Check every line below for the word "Sebum" and copy the ones that have it.
━━━━━ EXTRACTED INFORMATION
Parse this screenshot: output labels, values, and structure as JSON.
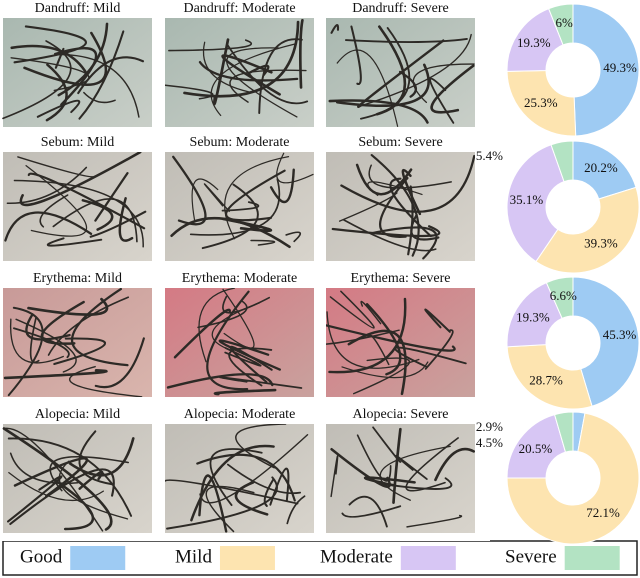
{
  "panels": {
    "rows": [
      [
        "Dandruff: Mild",
        "Dandruff: Moderate",
        "Dandruff: Severe"
      ],
      [
        "Sebum: Mild",
        "Sebum: Moderate",
        "Sebum: Severe"
      ],
      [
        "Erythema: Mild",
        "Erythema: Moderate",
        "Erythema: Severe"
      ],
      [
        "Alopecia: Mild",
        "Alopecia: Moderate",
        "Alopecia: Severe"
      ]
    ]
  },
  "chart_data": [
    {
      "type": "donut",
      "categories": [
        "Good",
        "Mild",
        "Moderate",
        "Severe"
      ],
      "colors": [
        "#9ecbf3",
        "#fde4b0",
        "#d7c6f4",
        "#b3e3c3"
      ],
      "values": [
        49.3,
        25.3,
        19.3,
        6
      ],
      "value_labels": [
        "49.3%",
        "25.3%",
        "19.3%",
        "6%"
      ]
    },
    {
      "type": "donut",
      "categories": [
        "Good",
        "Mild",
        "Moderate",
        "Severe"
      ],
      "colors": [
        "#9ecbf3",
        "#fde4b0",
        "#d7c6f4",
        "#b3e3c3"
      ],
      "values": [
        20.2,
        39.3,
        35.1,
        5.4
      ],
      "value_labels": [
        "20.2%",
        "39.3%",
        "35.1%",
        "5.4%"
      ]
    },
    {
      "type": "donut",
      "categories": [
        "Good",
        "Mild",
        "Moderate",
        "Severe"
      ],
      "colors": [
        "#9ecbf3",
        "#fde4b0",
        "#d7c6f4",
        "#b3e3c3"
      ],
      "values": [
        45.3,
        28.7,
        19.3,
        6.6
      ],
      "value_labels": [
        "45.3%",
        "28.7%",
        "19.3%",
        "6.6%"
      ]
    },
    {
      "type": "donut",
      "categories": [
        "Good",
        "Mild",
        "Moderate",
        "Severe"
      ],
      "colors": [
        "#9ecbf3",
        "#fde4b0",
        "#d7c6f4",
        "#b3e3c3"
      ],
      "values": [
        2.9,
        72.1,
        20.5,
        4.5
      ],
      "value_labels": [
        "2.9%",
        "72.1%",
        "20.5%",
        "4.5%"
      ]
    }
  ]
}
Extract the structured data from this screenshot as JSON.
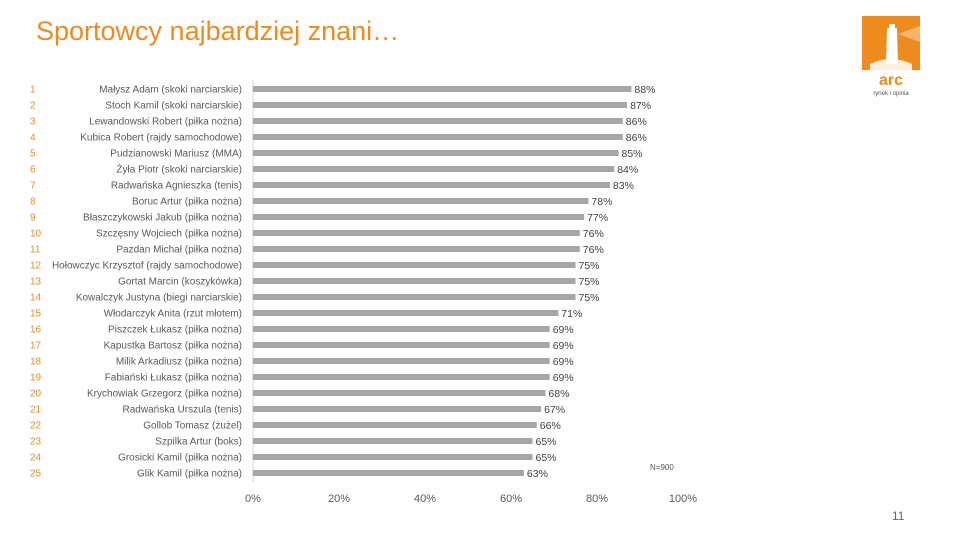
{
  "slide": {
    "title": "Sportowcy najbardziej znani…",
    "page_number": "11",
    "note": "N=900",
    "logo": {
      "brand": "arc",
      "tagline": "rynek i opinia",
      "color": "#ee8b1f"
    }
  },
  "chart_data": {
    "type": "bar",
    "orientation": "horizontal",
    "title": "",
    "xlim": [
      0,
      100
    ],
    "xticks": [
      "0%",
      "20%",
      "40%",
      "60%",
      "80%",
      "100%"
    ],
    "grid": false,
    "bar_color": "#a6a6a6",
    "rank_color": "#ee8b1f",
    "unit": "%",
    "ranks": [
      "1",
      "2",
      "3",
      "4",
      "5",
      "6",
      "7",
      "8",
      "9",
      "10",
      "11",
      "12",
      "13",
      "14",
      "15",
      "16",
      "17",
      "18",
      "19",
      "20",
      "21",
      "22",
      "23",
      "24",
      "25"
    ],
    "categories": [
      "Małysz Adam (skoki narciarskie)",
      "Stoch Kamil (skoki narciarskie)",
      "Lewandowski Robert (piłka nożna)",
      "Kubica Robert (rajdy samochodowe)",
      "Pudzianowski Mariusz (MMA)",
      "Żyła Piotr (skoki narciarskie)",
      "Radwańska Agnieszka (tenis)",
      "Boruc Artur (piłka nożna)",
      "Błaszczykowski Jakub (piłka nożna)",
      "Szczęsny Wojciech (piłka nożna)",
      "Pazdan Michał (piłka nożna)",
      "Hołowczyc Krzysztof (rajdy samochodowe)",
      "Gortat Marcin (koszykówka)",
      "Kowalczyk Justyna (biegi narciarskie)",
      "Włodarczyk Anita (rzut młotem)",
      "Piszczek Łukasz (piłka nożna)",
      "Kapustka Bartosz (piłka nożna)",
      "Milik Arkadiusz (piłka nożna)",
      "Fabiański Łukasz (piłka nożna)",
      "Krychowiak Grzegorz (piłka nożna)",
      "Radwańska Urszula (tenis)",
      "Gollob Tomasz (żużel)",
      "Szpilka Artur (boks)",
      "Grosicki Kamil (piłka nożna)",
      "Glik Kamil (piłka nożna)"
    ],
    "values": [
      88,
      87,
      86,
      86,
      85,
      84,
      83,
      78,
      77,
      76,
      76,
      75,
      75,
      75,
      71,
      69,
      69,
      69,
      69,
      68,
      67,
      66,
      65,
      65,
      63
    ]
  }
}
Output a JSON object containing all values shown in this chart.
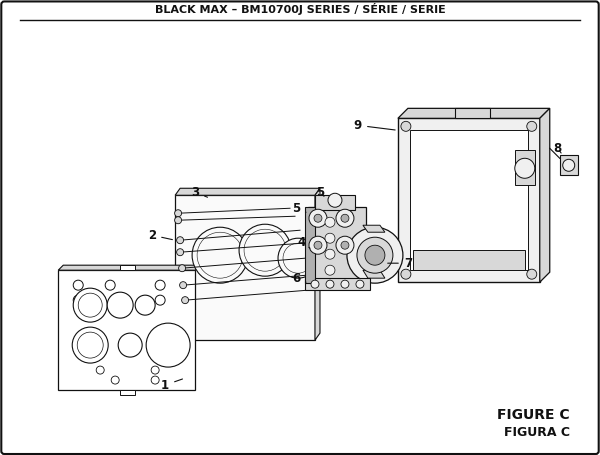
{
  "title": "BLACK MAX – BM10700J SERIES / SÉRIE / SERIE",
  "figure_label": "FIGURE C",
  "figura_label": "FIGURA C",
  "bg_color": "#ffffff",
  "line_color": "#111111",
  "part_fill": "#f0f0f0",
  "part_mid": "#d8d8d8",
  "part_dark": "#b0b0b0",
  "white": "#ffffff",
  "title_fontsize": 8.0,
  "label_fontsize": 8.5,
  "figure_label_fontsize": 10
}
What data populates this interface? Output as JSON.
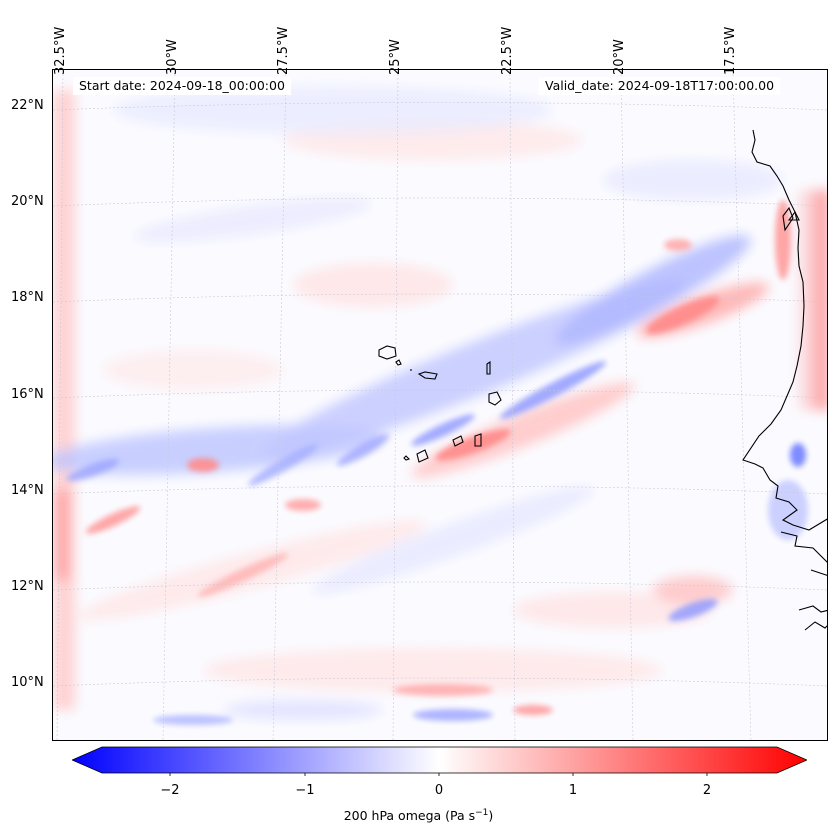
{
  "header": {
    "start_date": "Start date: 2024-09-18_00:00:00",
    "valid_date": "Valid_date: 2024-09-18T17:00:00.00"
  },
  "axes": {
    "longitude_labels": [
      "32.5°W",
      "30°W",
      "27.5°W",
      "25°W",
      "22.5°W",
      "20°W",
      "17.5°W"
    ],
    "latitude_labels": [
      "22°N",
      "20°N",
      "18°N",
      "16°N",
      "14°N",
      "12°N",
      "10°N"
    ]
  },
  "colorbar": {
    "ticks": [
      "−2",
      "−1",
      "0",
      "1",
      "2"
    ],
    "label": "200 hPa omega (Pa s",
    "label_sup": "−1",
    "label_end": ")",
    "min_color": "#0000ff",
    "mid_color": "#ffffff",
    "max_color": "#ff0000"
  },
  "map": {
    "background_color": "#fbfbff",
    "coast_color": "#000000",
    "grid_color": "#c8c8d8"
  }
}
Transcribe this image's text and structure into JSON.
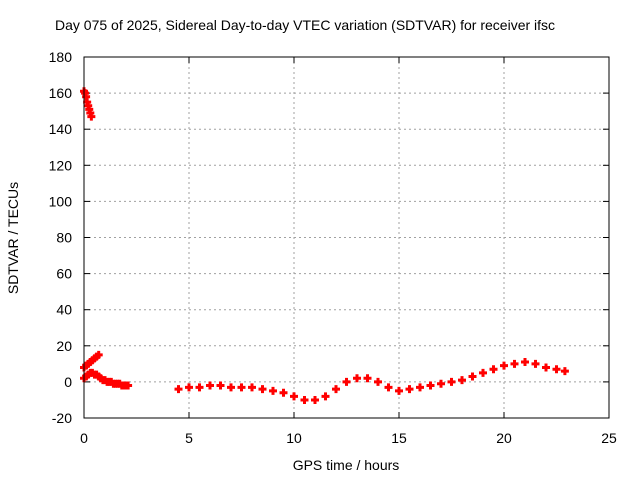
{
  "chart_data": {
    "type": "scatter",
    "title": "Day 075 of 2025, Sidereal Day-to-day VTEC variation (SDTVAR) for receiver ifsc",
    "xlabel": "GPS time / hours",
    "ylabel": "SDTVAR / TECUs",
    "xlim": [
      0,
      25
    ],
    "ylim": [
      -20,
      180
    ],
    "xticks": [
      0,
      5,
      10,
      15,
      20,
      25
    ],
    "yticks": [
      -20,
      0,
      20,
      40,
      60,
      80,
      100,
      120,
      140,
      160,
      180
    ],
    "grid": true,
    "marker": "+",
    "color": "#ff0000",
    "series": [
      {
        "x": [
          0.0,
          0.05,
          0.1,
          0.15,
          0.2,
          0.25,
          0.3,
          0.35
        ],
        "y": [
          161,
          160,
          158,
          155,
          153,
          151,
          149,
          147
        ]
      },
      {
        "x": [
          0.0,
          0.1,
          0.2,
          0.3,
          0.4,
          0.5,
          0.6,
          0.7
        ],
        "y": [
          8,
          9,
          10,
          11,
          12,
          13,
          14,
          15
        ]
      },
      {
        "x": [
          0.0,
          0.1,
          0.2,
          0.3,
          0.4,
          0.5,
          0.6,
          0.7,
          0.8,
          0.9,
          1.0,
          1.1,
          1.2,
          1.3,
          1.4,
          1.5,
          1.6,
          1.7,
          1.8,
          1.9,
          2.0,
          2.1
        ],
        "y": [
          2,
          3,
          4,
          5,
          5,
          4,
          4,
          3,
          2,
          1,
          1,
          0,
          0,
          0,
          -1,
          -1,
          -1,
          -1,
          -2,
          -2,
          -2,
          -2
        ]
      },
      {
        "x": [
          4.5,
          5.0,
          5.5,
          6.0,
          6.5,
          7.0,
          7.5,
          8.0,
          8.5,
          9.0,
          9.5,
          10.0,
          10.5,
          11.0,
          11.5,
          12.0,
          12.5,
          13.0,
          13.5,
          14.0,
          14.5,
          15.0,
          15.5,
          16.0,
          16.5,
          17.0,
          17.5,
          18.0,
          18.5,
          19.0,
          19.5,
          20.0,
          20.5,
          21.0,
          21.5,
          22.0,
          22.5,
          22.9
        ],
        "y": [
          -4,
          -3,
          -3,
          -2,
          -2,
          -3,
          -3,
          -3,
          -4,
          -5,
          -6,
          -8,
          -10,
          -10,
          -8,
          -4,
          0,
          2,
          2,
          0,
          -3,
          -5,
          -4,
          -3,
          -2,
          -1,
          0,
          1,
          3,
          5,
          7,
          9,
          10,
          11,
          10,
          8,
          7,
          6
        ]
      }
    ]
  }
}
━━━━━━━━━━
» **SOLUTION TO THE PROBLEM**
        "Sebum: Mild",
        "Sebum: Moderate",
        "Sebum: Severe"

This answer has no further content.